(Exercise objective):
Give back every line exactly as it appears, pictures excluded.

__________________________________________________

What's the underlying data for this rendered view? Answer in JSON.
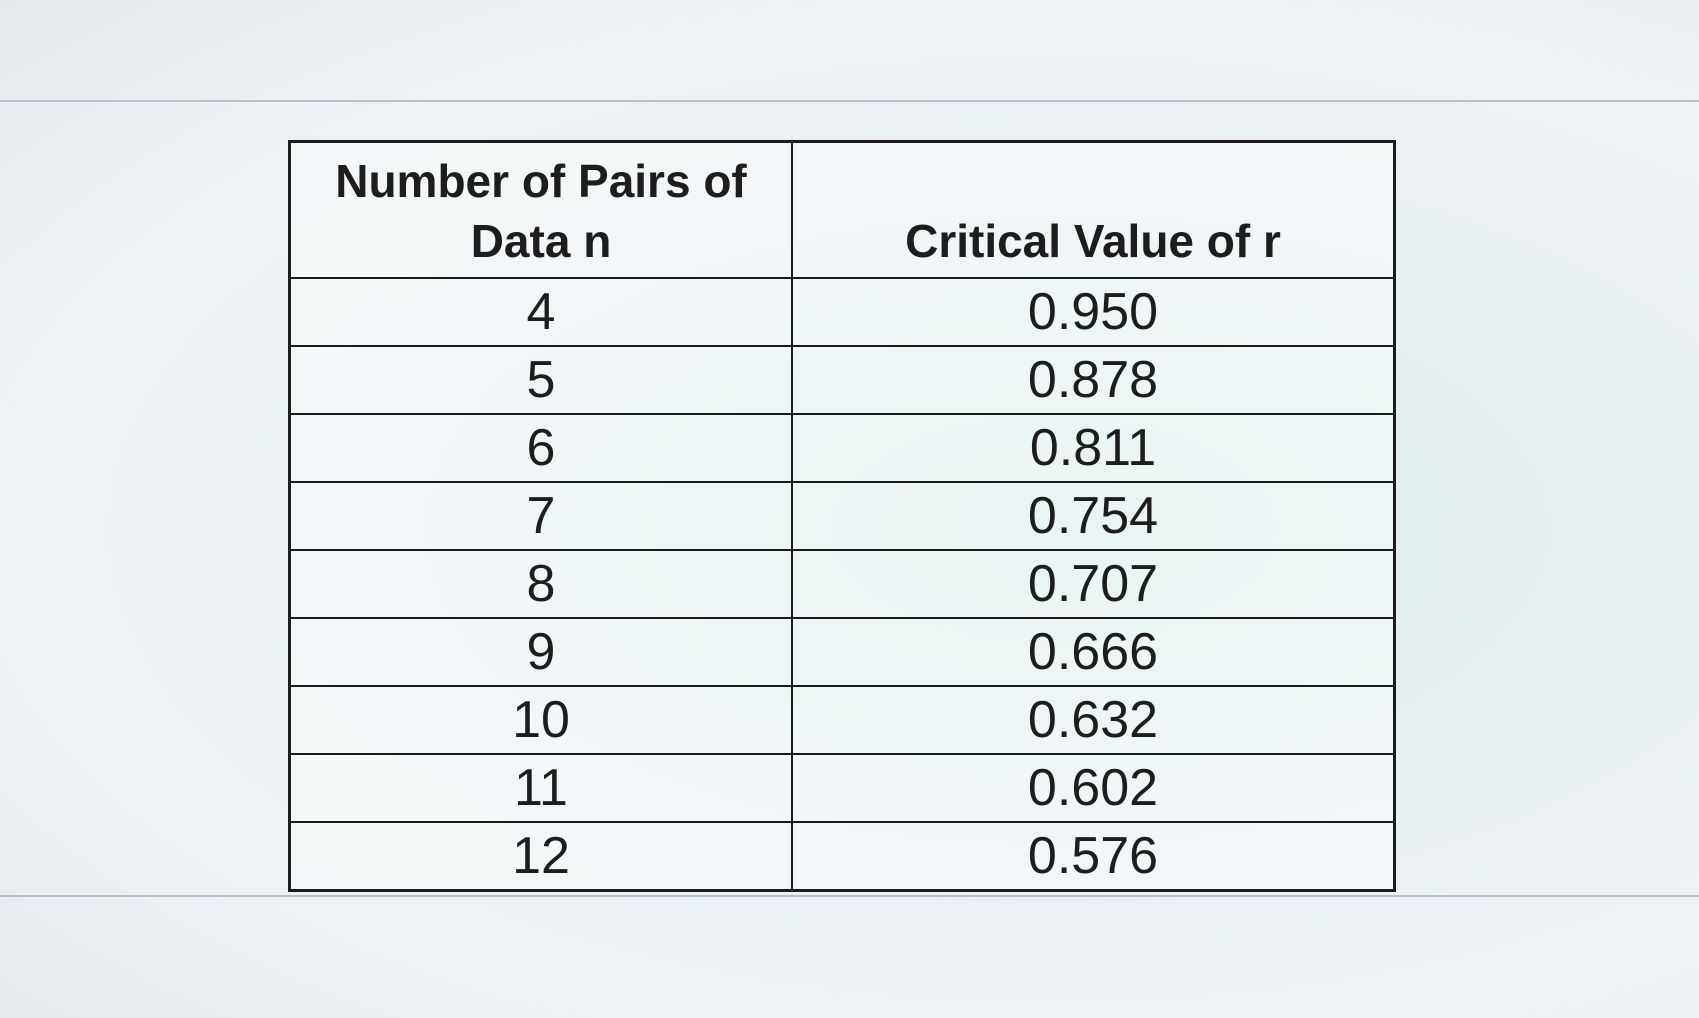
{
  "table": {
    "header": [
      "Number of Pairs of Data n",
      "Critical Value of r"
    ],
    "rows": [
      [
        "4",
        "0.950"
      ],
      [
        "5",
        "0.878"
      ],
      [
        "6",
        "0.811"
      ],
      [
        "7",
        "0.754"
      ],
      [
        "8",
        "0.707"
      ],
      [
        "9",
        "0.666"
      ],
      [
        "10",
        "0.632"
      ],
      [
        "11",
        "0.602"
      ],
      [
        "12",
        "0.576"
      ]
    ]
  }
}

__________________________________________________

(The result):
What's the underlying data for this rendered view? Answer in JSON.
{
  "table": {
    "header": [
      "Number of Pairs of Data n",
      "Critical Value of r"
    ],
    "rows": [
      [
        "4",
        "0.950"
      ],
      [
        "5",
        "0.878"
      ],
      [
        "6",
        "0.811"
      ],
      [
        "7",
        "0.754"
      ],
      [
        "8",
        "0.707"
      ],
      [
        "9",
        "0.666"
      ],
      [
        "10",
        "0.632"
      ],
      [
        "11",
        "0.602"
      ],
      [
        "12",
        "0.576"
      ]
    ]
  }
}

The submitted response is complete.